The task
Make an exact copy of the records, with the images left out.

Excerpted records

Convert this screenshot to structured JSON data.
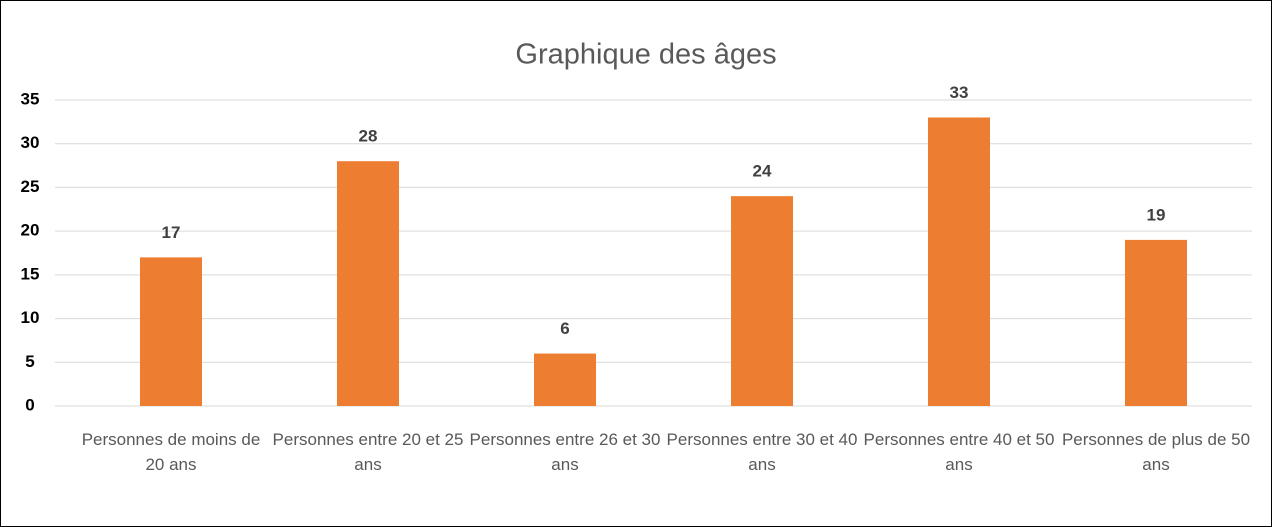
{
  "chart_data": {
    "type": "bar",
    "title": "Graphique des âges",
    "categories": [
      "Personnes de moins de 20 ans",
      "Personnes entre 20 et 25 ans",
      "Personnes entre 26 et 30 ans",
      "Personnes entre 30 et 40 ans",
      "Personnes entre 40 et 50 ans",
      "Personnes de plus de 50 ans"
    ],
    "values": [
      17,
      28,
      6,
      24,
      33,
      19
    ],
    "color": "#ed7d31",
    "ylim": [
      0,
      35
    ],
    "yticks": [
      0,
      5,
      10,
      15,
      20,
      25,
      30,
      35
    ],
    "grid": true
  }
}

Written answer
Convert this screenshot to structured JSON data.
{
  "chart_data": {
    "type": "bar",
    "title": "Graphique des âges",
    "categories": [
      "Personnes de moins de 20 ans",
      "Personnes entre 20 et 25 ans",
      "Personnes entre 26 et 30 ans",
      "Personnes entre 30 et 40 ans",
      "Personnes entre 40 et 50 ans",
      "Personnes de plus de 50 ans"
    ],
    "values": [
      17,
      28,
      6,
      24,
      33,
      19
    ],
    "color": "#ed7d31",
    "ylim": [
      0,
      35
    ],
    "yticks": [
      0,
      5,
      10,
      15,
      20,
      25,
      30,
      35
    ],
    "grid": true
  }
}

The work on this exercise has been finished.